▸ **Collected data**
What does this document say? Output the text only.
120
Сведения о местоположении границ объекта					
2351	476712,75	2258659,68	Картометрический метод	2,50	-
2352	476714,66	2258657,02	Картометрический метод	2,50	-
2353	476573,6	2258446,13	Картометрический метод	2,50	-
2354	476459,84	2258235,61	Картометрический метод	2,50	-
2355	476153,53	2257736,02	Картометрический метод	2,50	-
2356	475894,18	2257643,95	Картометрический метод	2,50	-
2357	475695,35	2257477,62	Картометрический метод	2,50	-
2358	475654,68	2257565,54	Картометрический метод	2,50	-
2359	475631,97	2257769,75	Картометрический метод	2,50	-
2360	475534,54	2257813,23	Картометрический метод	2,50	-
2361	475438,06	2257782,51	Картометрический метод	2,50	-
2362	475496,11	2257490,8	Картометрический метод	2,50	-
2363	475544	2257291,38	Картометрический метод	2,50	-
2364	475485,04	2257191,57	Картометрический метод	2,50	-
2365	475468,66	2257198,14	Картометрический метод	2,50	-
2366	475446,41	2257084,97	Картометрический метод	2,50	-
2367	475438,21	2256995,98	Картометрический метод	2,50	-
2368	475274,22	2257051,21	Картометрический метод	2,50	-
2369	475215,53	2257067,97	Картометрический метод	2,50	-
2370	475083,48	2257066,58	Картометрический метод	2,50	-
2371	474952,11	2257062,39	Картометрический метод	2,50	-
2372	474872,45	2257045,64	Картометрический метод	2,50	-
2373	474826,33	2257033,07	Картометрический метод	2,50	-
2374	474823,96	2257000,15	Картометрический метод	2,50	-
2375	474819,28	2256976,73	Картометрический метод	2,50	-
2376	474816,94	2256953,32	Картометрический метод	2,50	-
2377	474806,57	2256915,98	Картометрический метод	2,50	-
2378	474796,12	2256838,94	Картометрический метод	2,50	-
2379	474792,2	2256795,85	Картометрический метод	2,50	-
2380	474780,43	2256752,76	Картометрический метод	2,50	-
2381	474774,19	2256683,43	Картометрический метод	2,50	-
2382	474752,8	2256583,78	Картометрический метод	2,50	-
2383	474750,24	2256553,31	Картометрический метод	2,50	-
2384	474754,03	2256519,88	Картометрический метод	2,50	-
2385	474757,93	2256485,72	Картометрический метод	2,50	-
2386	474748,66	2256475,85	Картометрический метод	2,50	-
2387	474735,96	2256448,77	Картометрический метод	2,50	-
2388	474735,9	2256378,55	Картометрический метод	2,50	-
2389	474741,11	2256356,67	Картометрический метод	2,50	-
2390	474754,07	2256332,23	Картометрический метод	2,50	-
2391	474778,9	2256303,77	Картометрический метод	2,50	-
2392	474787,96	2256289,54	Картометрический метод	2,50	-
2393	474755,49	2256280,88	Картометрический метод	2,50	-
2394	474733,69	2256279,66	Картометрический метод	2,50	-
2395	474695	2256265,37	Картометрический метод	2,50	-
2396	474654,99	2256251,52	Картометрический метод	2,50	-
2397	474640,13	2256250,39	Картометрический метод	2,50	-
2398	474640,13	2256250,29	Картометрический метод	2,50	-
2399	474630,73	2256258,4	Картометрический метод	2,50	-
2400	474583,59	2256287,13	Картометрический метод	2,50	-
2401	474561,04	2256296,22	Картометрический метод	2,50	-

▸ **GIVEN PROBLEM**
Write the entries again, exactly as they stand.

▸ **SOLUTION BELOW**
What does this document say? Output the text only.
120
Сведения о местоположении границ объекта					
2351	476712,75	2258659,68	Картометрический метод	2,50	-
2352	476714,66	2258657,02	Картометрический метод	2,50	-
2353	476573,6	2258446,13	Картометрический метод	2,50	-
2354	476459,84	2258235,61	Картометрический метод	2,50	-
2355	476153,53	2257736,02	Картометрический метод	2,50	-
2356	475894,18	2257643,95	Картометрический метод	2,50	-
2357	475695,35	2257477,62	Картометрический метод	2,50	-
2358	475654,68	2257565,54	Картометрический метод	2,50	-
2359	475631,97	2257769,75	Картометрический метод	2,50	-
2360	475534,54	2257813,23	Картометрический метод	2,50	-
2361	475438,06	2257782,51	Картометрический метод	2,50	-
2362	475496,11	2257490,8	Картометрический метод	2,50	-
2363	475544	2257291,38	Картометрический метод	2,50	-
2364	475485,04	2257191,57	Картометрический метод	2,50	-
2365	475468,66	2257198,14	Картометрический метод	2,50	-
2366	475446,41	2257084,97	Картометрический метод	2,50	-
2367	475438,21	2256995,98	Картометрический метод	2,50	-
2368	475274,22	2257051,21	Картометрический метод	2,50	-
2369	475215,53	2257067,97	Картометрический метод	2,50	-
2370	475083,48	2257066,58	Картометрический метод	2,50	-
2371	474952,11	2257062,39	Картометрический метод	2,50	-
2372	474872,45	2257045,64	Картометрический метод	2,50	-
2373	474826,33	2257033,07	Картометрический метод	2,50	-
2374	474823,96	2257000,15	Картометрический метод	2,50	-
2375	474819,28	2256976,73	Картометрический метод	2,50	-
2376	474816,94	2256953,32	Картометрический метод	2,50	-
2377	474806,57	2256915,98	Картометрический метод	2,50	-
2378	474796,12	2256838,94	Картометрический метод	2,50	-
2379	474792,2	2256795,85	Картометрический метод	2,50	-
2380	474780,43	2256752,76	Картометрический метод	2,50	-
2381	474774,19	2256683,43	Картометрический метод	2,50	-
2382	474752,8	2256583,78	Картометрический метод	2,50	-
2383	474750,24	2256553,31	Картометрический метод	2,50	-
2384	474754,03	2256519,88	Картометрический метод	2,50	-
2385	474757,93	2256485,72	Картометрический метод	2,50	-
2386	474748,66	2256475,85	Картометрический метод	2,50	-
2387	474735,96	2256448,77	Картометрический метод	2,50	-
2388	474735,9	2256378,55	Картометрический метод	2,50	-
2389	474741,11	2256356,67	Картометрический метод	2,50	-
2390	474754,07	2256332,23	Картометрический метод	2,50	-
2391	474778,9	2256303,77	Картометрический метод	2,50	-
2392	474787,96	2256289,54	Картометрический метод	2,50	-
2393	474755,49	2256280,88	Картометрический метод	2,50	-
2394	474733,69	2256279,66	Картометрический метод	2,50	-
2395	474695	2256265,37	Картометрический метод	2,50	-
2396	474654,99	2256251,52	Картометрический метод	2,50	-
2397	474640,13	2256250,39	Картометрический метод	2,50	-
2398	474640,13	2256250,29	Картометрический метод	2,50	-
2399	474630,73	2256258,4	Картометрический метод	2,50	-
2400	474583,59	2256287,13	Картометрический метод	2,50	-
2401	474561,04	2256296,22	Картометрический метод	2,50	-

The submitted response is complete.